++++ Task inputs ++++

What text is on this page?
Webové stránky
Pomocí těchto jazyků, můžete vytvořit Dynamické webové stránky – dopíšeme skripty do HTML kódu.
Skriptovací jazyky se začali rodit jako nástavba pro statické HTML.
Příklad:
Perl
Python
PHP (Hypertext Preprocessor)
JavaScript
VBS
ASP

++++

The task: Output the whole listing above again, word for word.

Exercise solution:
What text is on this page?
Webové stránky
Pomocí těchto jazyků, můžete vytvořit Dynamické webové stránky – dopíšeme skripty do HTML kódu.
Skriptovací jazyky se začali rodit jako nástavba pro statické HTML.
Příklad:
Perl
Python
PHP (Hypertext Preprocessor)
JavaScript
VBS
ASP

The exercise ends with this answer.